> **Information given**
>>>

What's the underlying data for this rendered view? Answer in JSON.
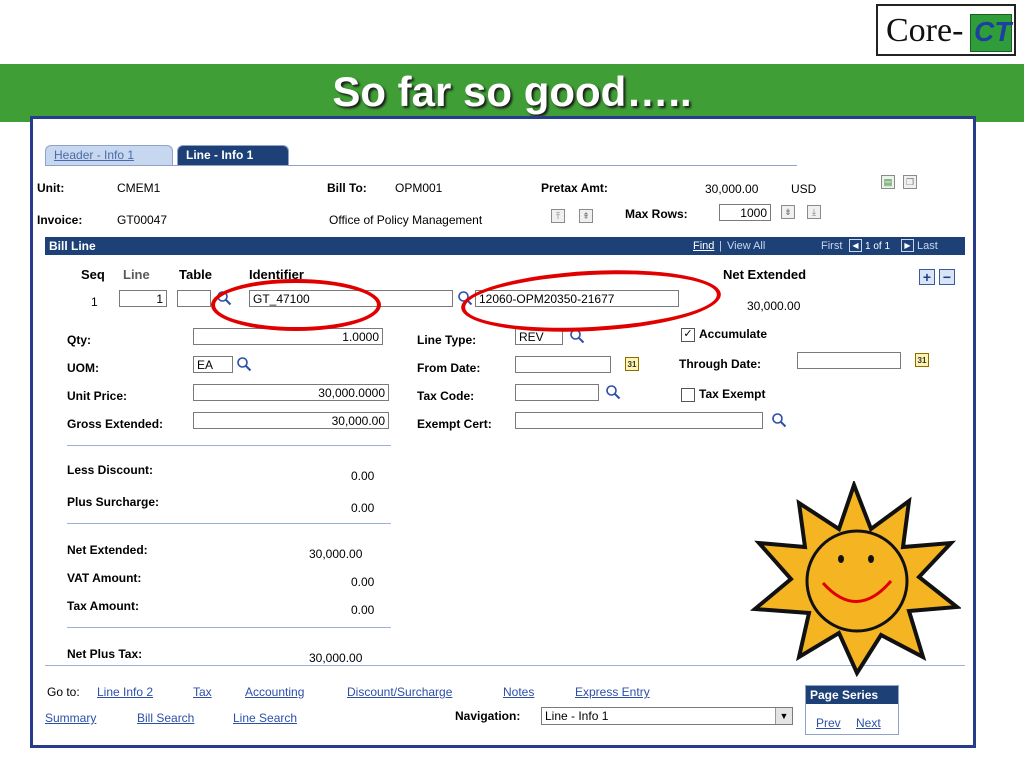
{
  "logo": {
    "text": "Core-",
    "accent": "CT"
  },
  "slide_title": "So far so good…..",
  "tabs": [
    {
      "label": "Header - Info 1",
      "active": false
    },
    {
      "label": "Line - Info 1",
      "active": true
    }
  ],
  "header": {
    "unit_label": "Unit:",
    "unit_value": "CMEM1",
    "invoice_label": "Invoice:",
    "invoice_value": "GT00047",
    "bill_to_label": "Bill To:",
    "bill_to_value": "OPM001",
    "bill_to_name": "Office of Policy Management",
    "pretax_label": "Pretax Amt:",
    "pretax_value": "30,000.00",
    "currency": "USD",
    "max_rows_label": "Max Rows:",
    "max_rows_value": "1000"
  },
  "bill_line": {
    "title": "Bill Line",
    "find": "Find",
    "view_all": "View All",
    "first": "First",
    "page_of": "1 of 1",
    "last": "Last",
    "col_seq": "Seq",
    "col_line": "Line",
    "col_table": "Table",
    "col_identifier": "Identifier",
    "col_net_extended": "Net Extended",
    "seq": "1",
    "line": "1",
    "table": "",
    "identifier": "GT_47100",
    "identifier2": "12060-OPM20350-21677",
    "net_extended": "30,000.00"
  },
  "fields": {
    "qty_label": "Qty:",
    "qty_value": "1.0000",
    "uom_label": "UOM:",
    "uom_value": "EA",
    "unit_price_label": "Unit Price:",
    "unit_price_value": "30,000.0000",
    "gross_label": "Gross Extended:",
    "gross_value": "30,000.00",
    "line_type_label": "Line Type:",
    "line_type_value": "REV",
    "from_date_label": "From Date:",
    "from_date_value": "",
    "tax_code_label": "Tax Code:",
    "tax_code_value": "",
    "exempt_cert_label": "Exempt Cert:",
    "exempt_cert_value": "",
    "accumulate_label": "Accumulate",
    "accumulate_checked": true,
    "through_date_label": "Through Date:",
    "through_date_value": "",
    "tax_exempt_label": "Tax Exempt",
    "tax_exempt_checked": false
  },
  "totals": {
    "less_discount_label": "Less Discount:",
    "less_discount_value": "0.00",
    "plus_surcharge_label": "Plus Surcharge:",
    "plus_surcharge_value": "0.00",
    "net_extended_label": "Net Extended:",
    "net_extended_value": "30,000.00",
    "vat_label": "VAT Amount:",
    "vat_value": "0.00",
    "tax_amount_label": "Tax Amount:",
    "tax_amount_value": "0.00",
    "net_plus_tax_label": "Net Plus Tax:",
    "net_plus_tax_value": "30,000.00"
  },
  "footer": {
    "goto_label": "Go to:",
    "links_row1": [
      "Line Info 2",
      "Tax",
      "Accounting",
      "Discount/Surcharge",
      "Notes",
      "Express Entry"
    ],
    "links_row2": [
      "Summary",
      "Bill Search",
      "Line Search"
    ],
    "navigation_label": "Navigation:",
    "navigation_value": "Line - Info 1",
    "page_series_label": "Page Series",
    "prev": "Prev",
    "next": "Next"
  },
  "colors": {
    "band": "#3f9e35",
    "frame": "#273c8a",
    "header_bar": "#1d4177",
    "highlight": "#e10000",
    "sun": "#f5b523"
  }
}
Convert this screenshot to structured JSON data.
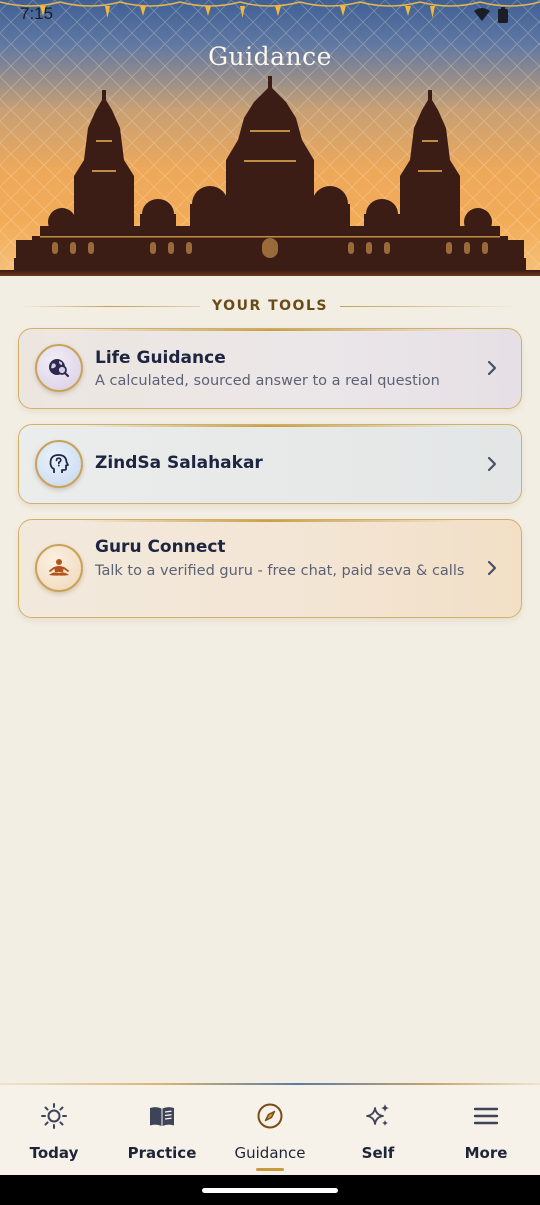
{
  "status_bar": {
    "time": "7:15"
  },
  "header": {
    "title": "Guidance"
  },
  "section": {
    "label": "YOUR TOOLS"
  },
  "tools": [
    {
      "title": "Life Guidance",
      "subtitle": "A calculated, sourced answer to a real question",
      "icon": "globe-search-icon"
    },
    {
      "title": "ZindSa Salahakar",
      "subtitle": "",
      "icon": "head-question-icon"
    },
    {
      "title": "Guru Connect",
      "subtitle": "Talk to a verified guru - free chat, paid seva & calls",
      "icon": "meditation-icon"
    }
  ],
  "nav": {
    "items": [
      {
        "label": "Today",
        "icon": "sun-icon"
      },
      {
        "label": "Practice",
        "icon": "book-icon"
      },
      {
        "label": "Guidance",
        "icon": "compass-icon",
        "active": true
      },
      {
        "label": "Self",
        "icon": "sparkles-icon"
      },
      {
        "label": "More",
        "icon": "menu-icon"
      }
    ]
  },
  "colors": {
    "background": "#f3eee3",
    "accent_gold": "#c99a3c",
    "text_primary": "#1f2538",
    "text_secondary": "#5c6175"
  }
}
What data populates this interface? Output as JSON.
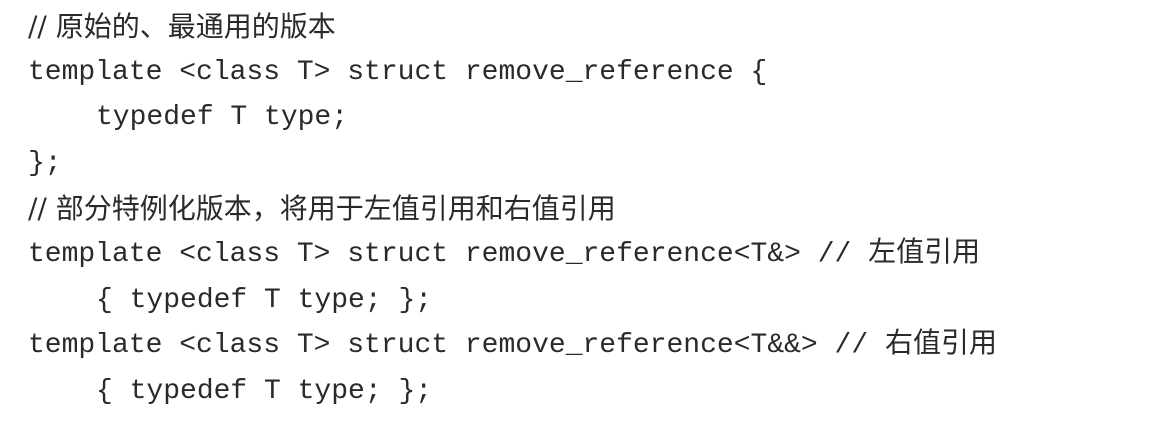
{
  "code": {
    "lines": [
      {
        "text": "// 原始的、最通用的版本"
      },
      {
        "text": "template <class T> struct remove_reference {"
      },
      {
        "text": "typedef T type;"
      },
      {
        "text": "};"
      },
      {
        "text": "// 部分特例化版本，将用于左值引用和右值引用"
      },
      {
        "text": "template <class T> struct remove_reference<T&> // 左值引用"
      },
      {
        "text": "{ typedef T type; };"
      },
      {
        "text": "template <class T> struct remove_reference<T&&> // 右值引用"
      },
      {
        "text": "{ typedef T type; };"
      }
    ]
  }
}
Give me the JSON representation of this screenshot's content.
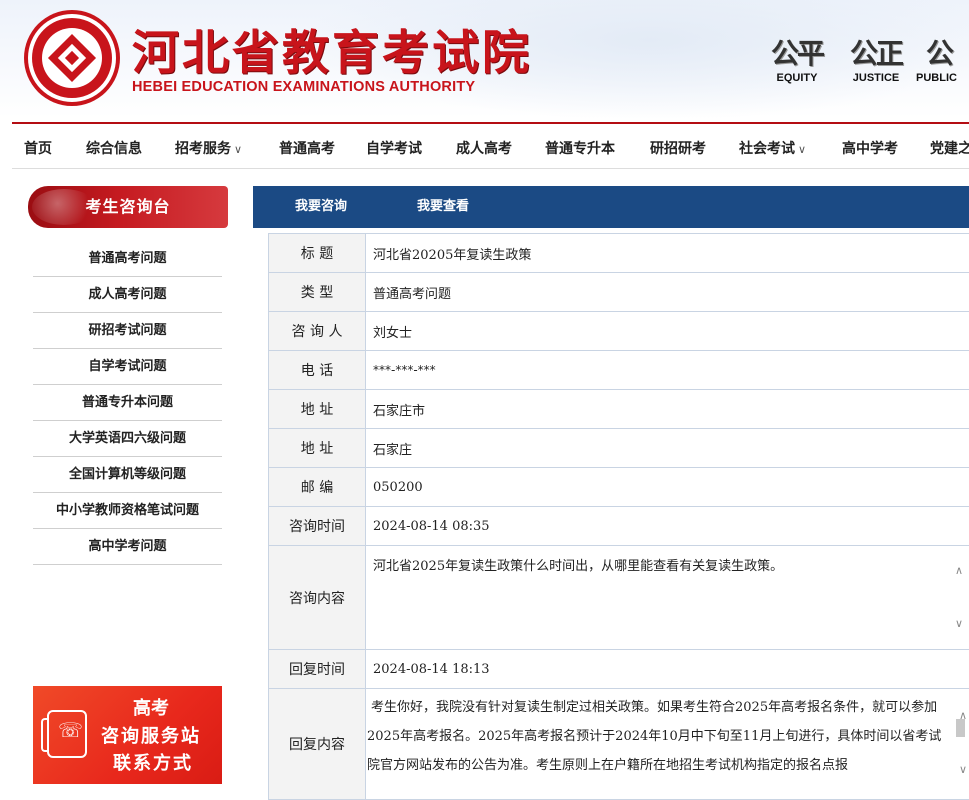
{
  "header": {
    "title_cn": "河北省教育考试院",
    "title_en": "HEBEI EDUCATION EXAMINATIONS AUTHORITY",
    "mottos": [
      {
        "zh": "公平",
        "en": "EQUITY"
      },
      {
        "zh": "公正",
        "en": "JUSTICE"
      },
      {
        "zh": "公",
        "en": "PUBLIC"
      }
    ]
  },
  "nav": {
    "items": [
      {
        "label": "首页",
        "dropdown": false
      },
      {
        "label": "综合信息",
        "dropdown": false
      },
      {
        "label": "招考服务",
        "dropdown": true
      },
      {
        "label": "普通高考",
        "dropdown": false
      },
      {
        "label": "自学考试",
        "dropdown": false
      },
      {
        "label": "成人高考",
        "dropdown": false
      },
      {
        "label": "普通专升本",
        "dropdown": false
      },
      {
        "label": "研招研考",
        "dropdown": false
      },
      {
        "label": "社会考试",
        "dropdown": true
      },
      {
        "label": "高中学考",
        "dropdown": false
      },
      {
        "label": "党建之",
        "dropdown": false
      }
    ],
    "chevron": "∨"
  },
  "sidebar": {
    "title": "考生咨询台",
    "items": [
      "普通高考问题",
      "成人高考问题",
      "研招考试问题",
      "自学考试问题",
      "普通专升本问题",
      "大学英语四六级问题",
      "全国计算机等级问题",
      "中小学教师资格笔试问题",
      "高中学考问题"
    ],
    "banner": {
      "line1": "高考",
      "line2": "咨询服务站",
      "line3": "联系方式"
    }
  },
  "tabs": [
    "我要咨询",
    "我要查看"
  ],
  "form": {
    "rows": [
      {
        "label": "标 题",
        "value": "河北省20205年复读生政策"
      },
      {
        "label": "类 型",
        "value": "普通高考问题"
      },
      {
        "label": "咨 询 人",
        "value": "刘女士"
      },
      {
        "label": "电 话",
        "value": "***-***-***"
      },
      {
        "label": "地 址",
        "value": "石家庄市"
      },
      {
        "label": "地 址",
        "value": "石家庄"
      },
      {
        "label": "邮 编",
        "value": "050200"
      },
      {
        "label": "咨询时间",
        "value": "2024-08-14 08:35"
      }
    ],
    "question_label": "咨询内容",
    "question_text": "河北省2025年复读生政策什么时间出，从哪里能查看有关复读生政策。",
    "reply_time_label": "回复时间",
    "reply_time": "2024-08-14 18:13",
    "reply_label": "回复内容",
    "reply_text": "考生你好，我院没有针对复读生制定过相关政策。如果考生符合2025年高考报名条件，就可以参加2025年高考报名。2025年高考报名预计于2024年10月中下旬至11月上旬进行，具体时间以省考试院官方网站发布的公告为准。考生原则上在户籍所在地招生考试机构指定的报名点报",
    "scroll_up": "∧",
    "scroll_down": "∨"
  },
  "colors": {
    "brand_red": "#c8141b",
    "nav_blue": "#1b4a84",
    "banner_red": "#e8281c"
  }
}
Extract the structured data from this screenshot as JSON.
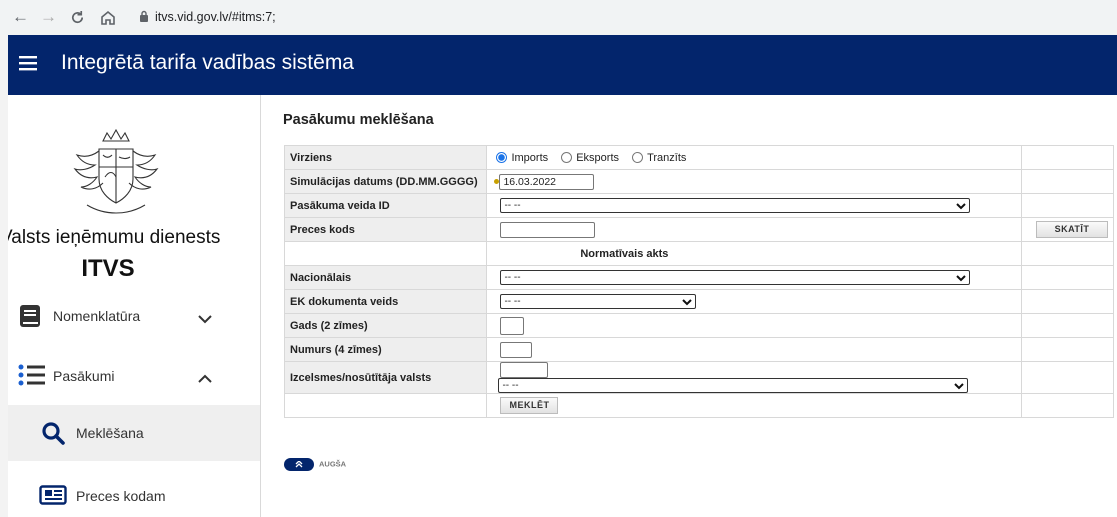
{
  "browser": {
    "url": "itvs.vid.gov.lv/#itms:7;"
  },
  "header": {
    "title": "Integrētā tarifa vadības sistēma"
  },
  "sidebar": {
    "org_name": "Valsts ieņēmumu dienests",
    "app_short": "ITVS",
    "items": [
      {
        "label": "Nomenklatūra",
        "icon": "book-icon",
        "expanded": false
      },
      {
        "label": "Pasākumi",
        "icon": "list-icon",
        "expanded": true
      },
      {
        "label": "Meklēšana",
        "icon": "search-icon",
        "active": true
      },
      {
        "label": "Preces kodam",
        "icon": "newspaper-icon"
      }
    ]
  },
  "main": {
    "page_title": "Pasākumu meklēšana",
    "form": {
      "direction": {
        "label": "Virziens",
        "options": [
          "Imports",
          "Eksports",
          "Tranzīts"
        ],
        "selected": "Imports"
      },
      "sim_date": {
        "label": "Simulācijas datums (DD.MM.GGGG)",
        "value": "16.03.2022"
      },
      "measure_type": {
        "label": "Pasākuma veida ID",
        "value": "-- --"
      },
      "goods_code": {
        "label": "Preces kods",
        "value": "",
        "button": "SKATĪT"
      },
      "section_title": "Normatīvais akts",
      "national": {
        "label": "Nacionālais",
        "value": "-- --"
      },
      "ec_doc": {
        "label": "EK dokumenta veids",
        "value": "-- --"
      },
      "year": {
        "label": "Gads (2 zīmes)",
        "value": ""
      },
      "number": {
        "label": "Numurs (4 zīmes)",
        "value": ""
      },
      "origin": {
        "label": "Izcelsmes/nosūtītāja valsts",
        "code": "",
        "value": "-- --"
      },
      "search_button": "MEKLĒT"
    },
    "up_label": "AUGŠA"
  },
  "colors": {
    "header_bg": "#03256c",
    "label_bg": "#eeeeee",
    "radio_accent": "#1a73e8"
  }
}
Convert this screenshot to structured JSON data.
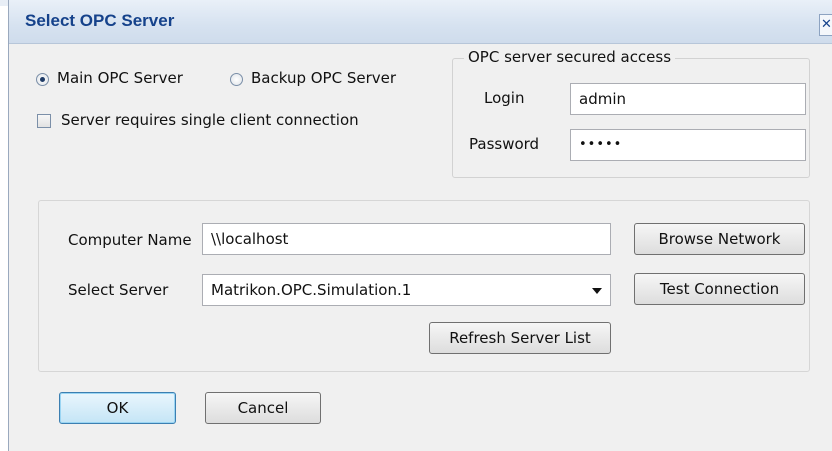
{
  "window": {
    "title": "Select OPC Server",
    "close_glyph": "✕"
  },
  "server_mode": {
    "main_label": "Main OPC Server",
    "backup_label": "Backup OPC Server",
    "selected": "main"
  },
  "single_client": {
    "label": "Server requires single client connection",
    "checked": false
  },
  "secured_access": {
    "legend": "OPC server secured access",
    "login_label": "Login",
    "login_value": "admin",
    "password_label": "Password",
    "password_value": "•••••"
  },
  "connection": {
    "computer_name_label": "Computer Name",
    "computer_name_value": "\\\\localhost",
    "select_server_label": "Select Server",
    "select_server_value": "Matrikon.OPC.Simulation.1",
    "browse_network_label": "Browse Network",
    "test_connection_label": "Test Connection",
    "refresh_list_label": "Refresh Server List"
  },
  "footer": {
    "ok_label": "OK",
    "cancel_label": "Cancel"
  },
  "icons": {
    "close": "close-icon",
    "dropdown": "chevron-down-icon"
  }
}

<<<

> **Exercise**
Tell how many lines contain the word "active", using only the number.

> **Response for this exercise**
4